WORK REQUIRED =>
Reproduce every line of the material below, but drop the pictures.

RECORDS FOR PROCESSING =>

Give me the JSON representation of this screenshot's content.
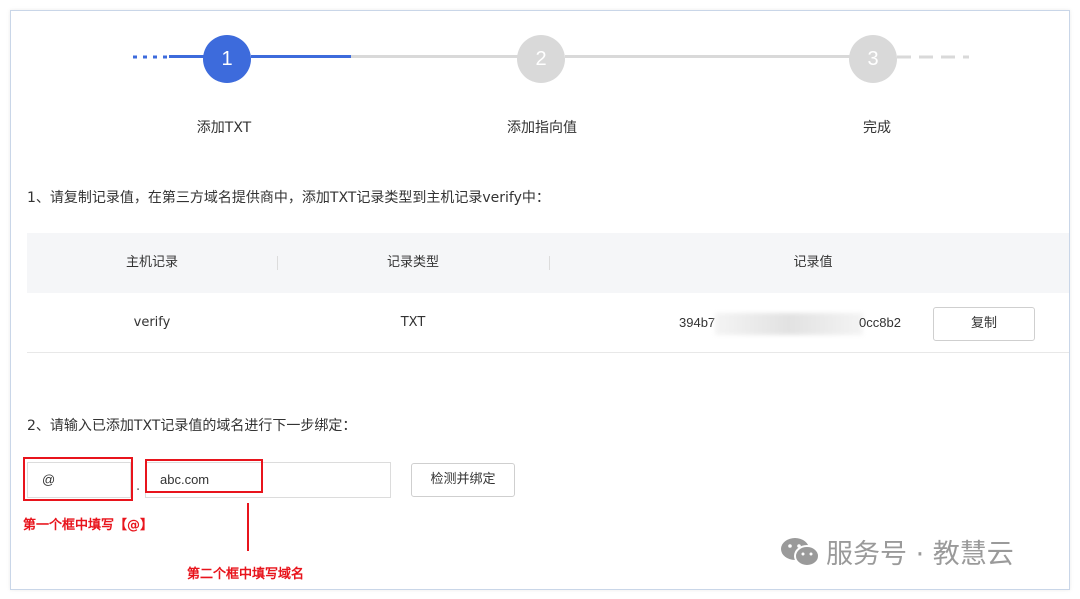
{
  "steps": [
    {
      "number": "1",
      "label": "添加TXT"
    },
    {
      "number": "2",
      "label": "添加指向值"
    },
    {
      "number": "3",
      "label": "完成"
    }
  ],
  "instruction1": "1、请复制记录值，在第三方域名提供商中，添加TXT记录类型到主机记录verify中：",
  "table": {
    "headers": [
      "主机记录",
      "记录类型",
      "记录值"
    ],
    "row": {
      "host": "verify",
      "type": "TXT",
      "value_prefix": "394b7",
      "value_suffix": "0cc8b2"
    },
    "copy_label": "复制"
  },
  "instruction2": "2、请输入已添加TXT记录值的域名进行下一步绑定：",
  "form": {
    "prefix_value": "@",
    "dot": ".",
    "domain_value": "abc.com",
    "submit_label": "检测并绑定"
  },
  "annotations": {
    "note1": "第一个框中填写【@】",
    "note2": "第二个框中填写域名"
  },
  "watermark": "服务号 · 教慧云",
  "colors": {
    "active": "#3d6bdc",
    "inactive": "#d9d9d9",
    "annotation": "#e8141c"
  }
}
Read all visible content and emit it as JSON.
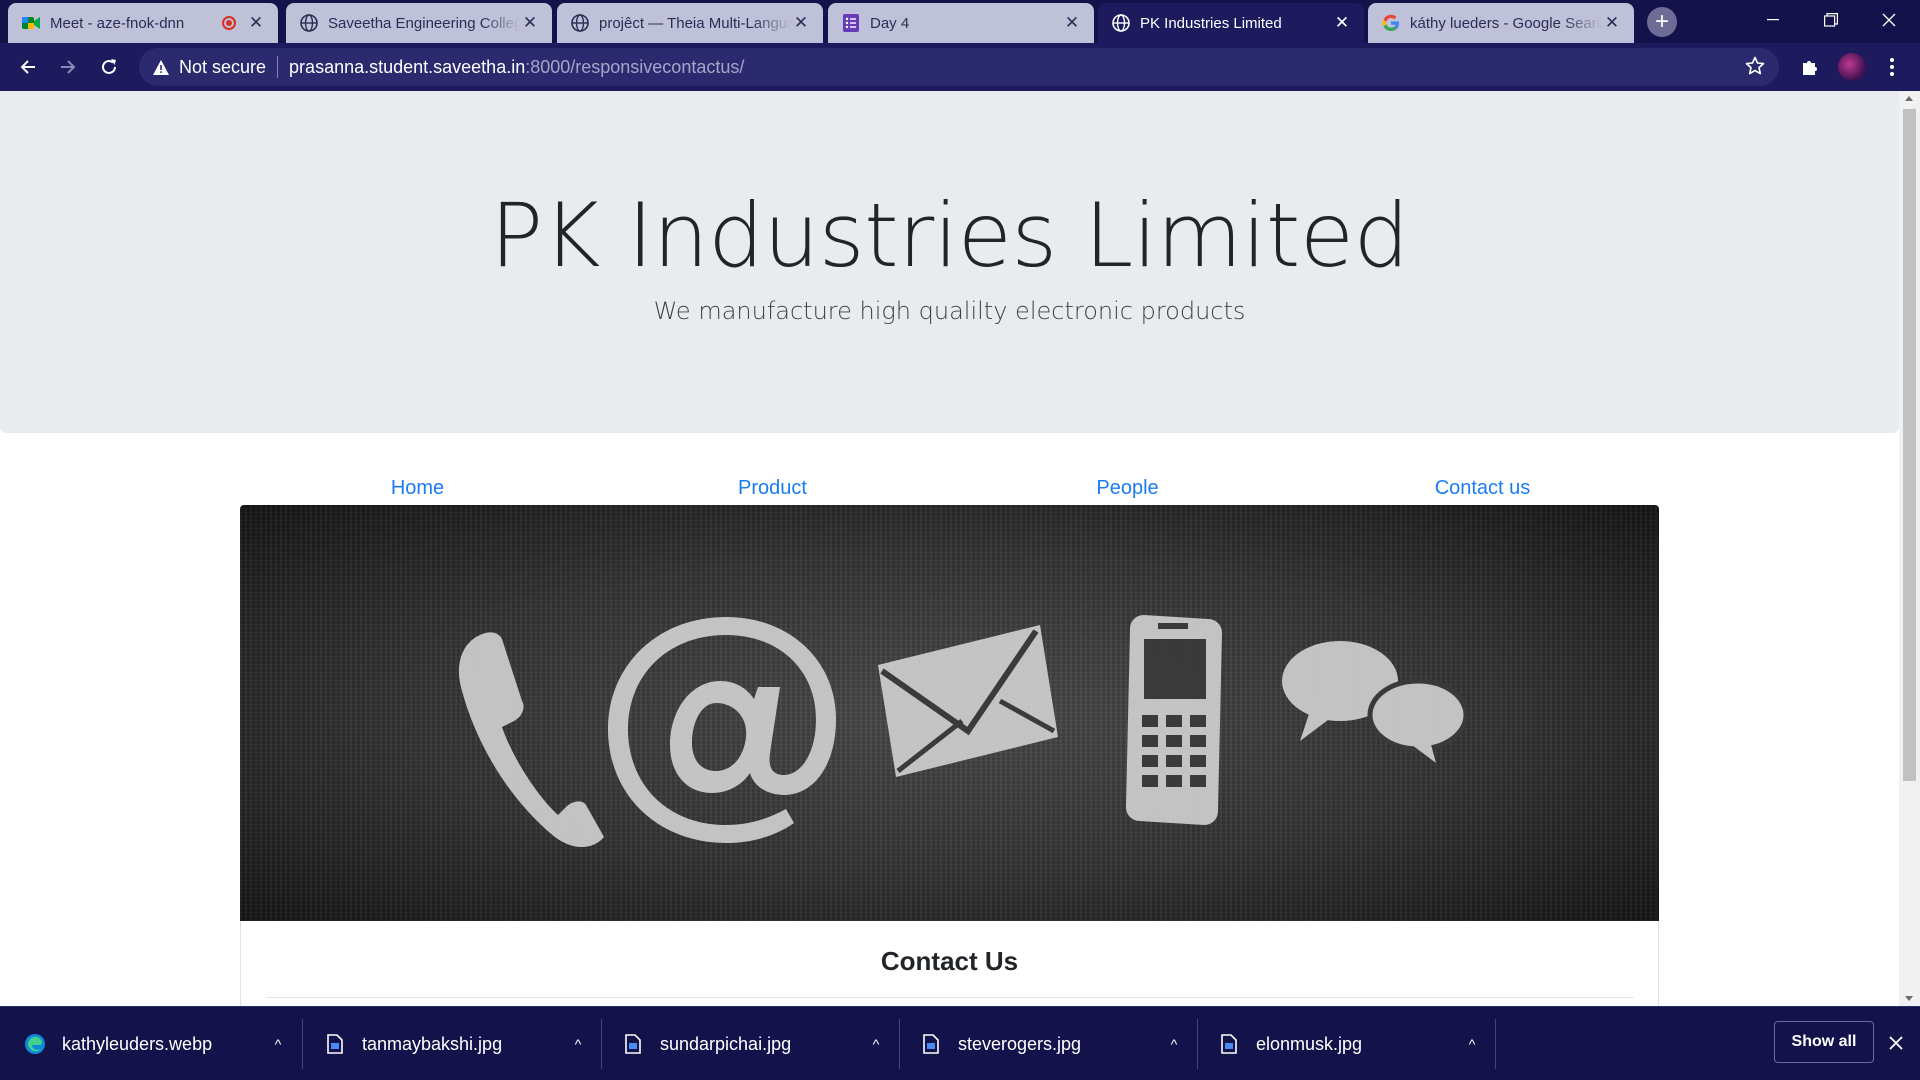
{
  "tabs": [
    {
      "title": "Meet - aze-fnok-dnn",
      "icon": "google-meet-icon",
      "recording": true,
      "active": false
    },
    {
      "title": "Saveetha Engineering College",
      "icon": "globe-icon",
      "active": false
    },
    {
      "title": "projêct — Theia Multi-Language",
      "icon": "globe-icon",
      "active": false
    },
    {
      "title": "Day 4",
      "icon": "forms-icon",
      "active": false
    },
    {
      "title": "PK Industries Limited",
      "icon": "globe-icon",
      "active": true
    },
    {
      "title": "káthy lueders - Google Search",
      "icon": "google-icon",
      "active": false
    }
  ],
  "address_bar": {
    "security_label": "Not secure",
    "host": "prasanna.student.saveetha.in",
    "path": ":8000/responsivecontactus/"
  },
  "page": {
    "title": "PK Industries Limited",
    "tagline": "We manufacture high qualilty electronic products",
    "nav": [
      "Home",
      "Product",
      "People",
      "Contact us"
    ],
    "section_title": "Contact Us"
  },
  "downloads": [
    {
      "name": "kathyleuders.webp",
      "icon": "edge-icon"
    },
    {
      "name": "tanmaybakshi.jpg",
      "icon": "file-icon"
    },
    {
      "name": "sundarpichai.jpg",
      "icon": "file-icon"
    },
    {
      "name": "steverogers.jpg",
      "icon": "file-icon"
    },
    {
      "name": "elonmusk.jpg",
      "icon": "file-icon"
    }
  ],
  "show_all_label": "Show all",
  "colors": {
    "chrome_dark": "#14124a",
    "toolbar": "#1d1a5e",
    "link": "#1b7cf2",
    "jumbotron": "#e9ecef"
  }
}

OUTPUT FOR THIS EXERCISE =>
Give me the JSON representation of this screenshot's content.
{
  "steps": [
    {
      "number": "1",
      "label": "添加TXT"
    },
    {
      "number": "2",
      "label": "添加指向值"
    },
    {
      "number": "3",
      "label": "完成"
    }
  ],
  "instruction1": "1、请复制记录值，在第三方域名提供商中，添加TXT记录类型到主机记录verify中：",
  "table": {
    "headers": [
      "主机记录",
      "记录类型",
      "记录值"
    ],
    "row": {
      "host": "verify",
      "type": "TXT",
      "value_prefix": "394b7",
      "value_suffix": "0cc8b2"
    },
    "copy_label": "复制"
  },
  "instruction2": "2、请输入已添加TXT记录值的域名进行下一步绑定：",
  "form": {
    "prefix_value": "@",
    "dot": ".",
    "domain_value": "abc.com",
    "submit_label": "检测并绑定"
  },
  "annotations": {
    "note1": "第一个框中填写【@】",
    "note2": "第二个框中填写域名"
  },
  "watermark": "服务号 · 教慧云",
  "colors": {
    "active": "#3d6bdc",
    "inactive": "#d9d9d9",
    "annotation": "#e8141c"
  }
}
Read all visible content and emit it as JSON.
{
  "tabs": [
    {
      "title": "Meet - aze-fnok-dnn",
      "icon": "google-meet-icon",
      "recording": true,
      "active": false
    },
    {
      "title": "Saveetha Engineering College",
      "icon": "globe-icon",
      "active": false
    },
    {
      "title": "projêct — Theia Multi-Language",
      "icon": "globe-icon",
      "active": false
    },
    {
      "title": "Day 4",
      "icon": "forms-icon",
      "active": false
    },
    {
      "title": "PK Industries Limited",
      "icon": "globe-icon",
      "active": true
    },
    {
      "title": "káthy lueders - Google Search",
      "icon": "google-icon",
      "active": false
    }
  ],
  "address_bar": {
    "security_label": "Not secure",
    "host": "prasanna.student.saveetha.in",
    "path": ":8000/responsivecontactus/"
  },
  "page": {
    "title": "PK Industries Limited",
    "tagline": "We manufacture high qualilty electronic products",
    "nav": [
      "Home",
      "Product",
      "People",
      "Contact us"
    ],
    "section_title": "Contact Us"
  },
  "downloads": [
    {
      "name": "kathyleuders.webp",
      "icon": "edge-icon"
    },
    {
      "name": "tanmaybakshi.jpg",
      "icon": "file-icon"
    },
    {
      "name": "sundarpichai.jpg",
      "icon": "file-icon"
    },
    {
      "name": "steverogers.jpg",
      "icon": "file-icon"
    },
    {
      "name": "elonmusk.jpg",
      "icon": "file-icon"
    }
  ],
  "show_all_label": "Show all",
  "colors": {
    "chrome_dark": "#14124a",
    "toolbar": "#1d1a5e",
    "link": "#1b7cf2",
    "jumbotron": "#e9ecef"
  }
}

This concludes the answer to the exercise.